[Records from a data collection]
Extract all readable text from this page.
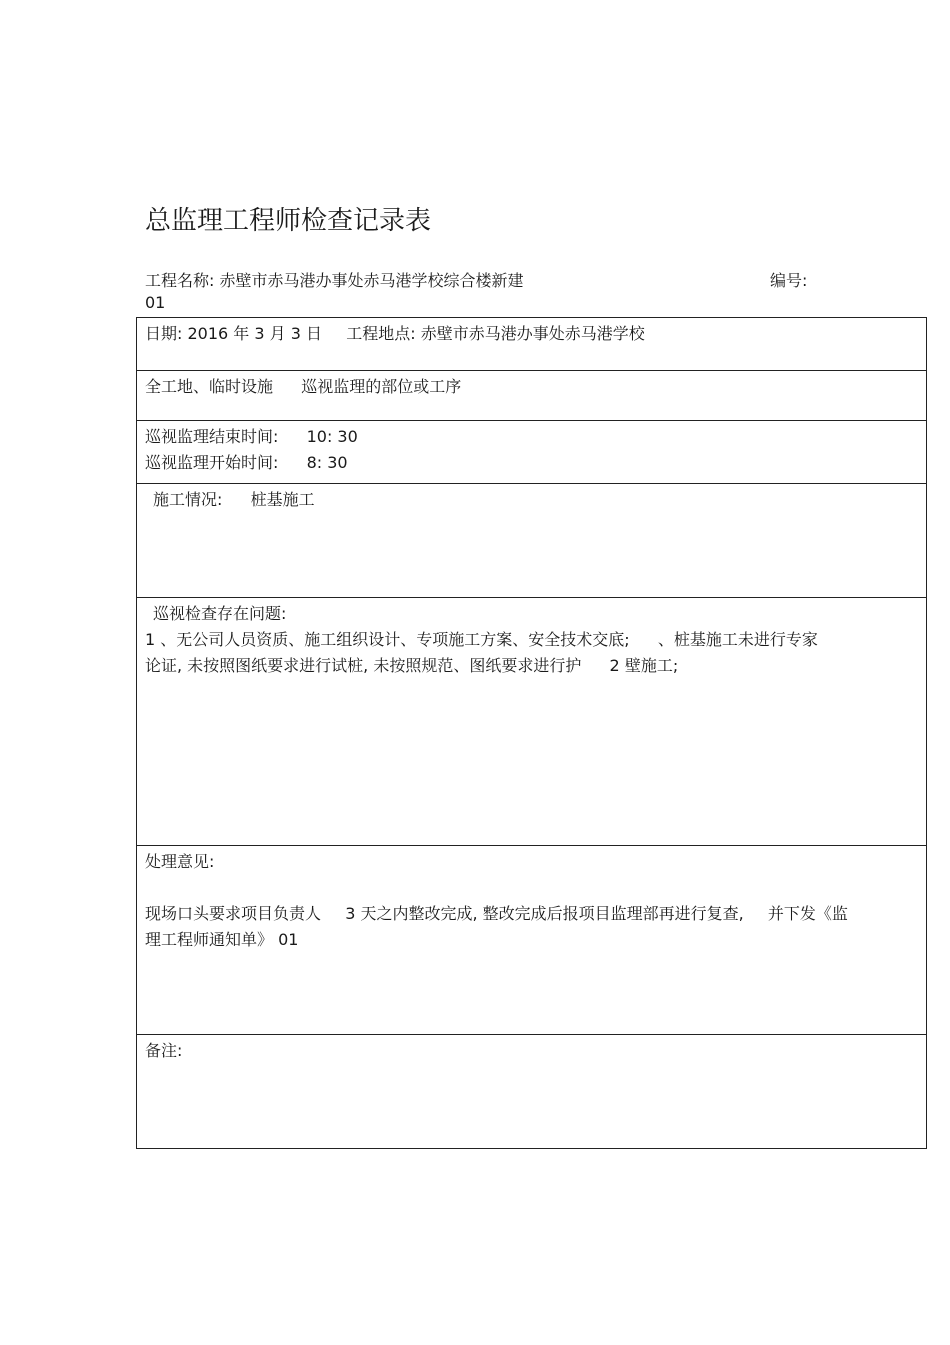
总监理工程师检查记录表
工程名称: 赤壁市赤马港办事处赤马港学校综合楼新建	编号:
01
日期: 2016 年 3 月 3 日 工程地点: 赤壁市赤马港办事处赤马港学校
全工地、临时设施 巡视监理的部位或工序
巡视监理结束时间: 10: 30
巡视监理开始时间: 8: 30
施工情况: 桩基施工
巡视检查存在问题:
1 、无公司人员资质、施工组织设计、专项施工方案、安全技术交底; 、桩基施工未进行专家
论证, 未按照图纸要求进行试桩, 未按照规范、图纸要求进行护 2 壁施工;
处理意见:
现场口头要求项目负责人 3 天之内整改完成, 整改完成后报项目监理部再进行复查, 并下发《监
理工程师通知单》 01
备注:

**Set problem**
Pictures are excluded; output everything else in the data verbatim.

**Expected output**
Extract all readable text from this page.
总监理工程师检查记录表
工程名称: 赤壁市赤马港办事处赤马港学校综合楼新建	编号:
01
日期: 2016 年 3 月 3 日 工程地点: 赤壁市赤马港办事处赤马港学校
全工地、临时设施 巡视监理的部位或工序
巡视监理结束时间: 10: 30
巡视监理开始时间: 8: 30
施工情况: 桩基施工
巡视检查存在问题:
1 、无公司人员资质、施工组织设计、专项施工方案、安全技术交底; 、桩基施工未进行专家
论证, 未按照图纸要求进行试桩, 未按照规范、图纸要求进行护 2 壁施工;
处理意见:
现场口头要求项目负责人 3 天之内整改完成, 整改完成后报项目监理部再进行复查, 并下发《监
理工程师通知单》 01
备注:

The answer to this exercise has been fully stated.